▸ TASK DETAILS:
Pull out every line with the word "地震灾害" from the entries below.

▸ INFORMATION GIVEN:
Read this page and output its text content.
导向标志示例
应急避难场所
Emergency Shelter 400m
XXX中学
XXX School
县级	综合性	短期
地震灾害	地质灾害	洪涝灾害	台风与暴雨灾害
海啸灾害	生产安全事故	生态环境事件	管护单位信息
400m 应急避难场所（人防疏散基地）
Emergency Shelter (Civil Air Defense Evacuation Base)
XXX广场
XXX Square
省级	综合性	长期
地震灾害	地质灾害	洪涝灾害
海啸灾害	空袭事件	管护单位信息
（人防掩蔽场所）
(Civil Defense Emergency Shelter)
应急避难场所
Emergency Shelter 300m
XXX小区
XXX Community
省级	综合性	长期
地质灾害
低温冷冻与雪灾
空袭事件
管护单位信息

▸ ANSWER BELOW:
地震灾害	地质灾害	洪涝灾害	台风与暴雨灾害
地震灾害	地质灾害	洪涝灾害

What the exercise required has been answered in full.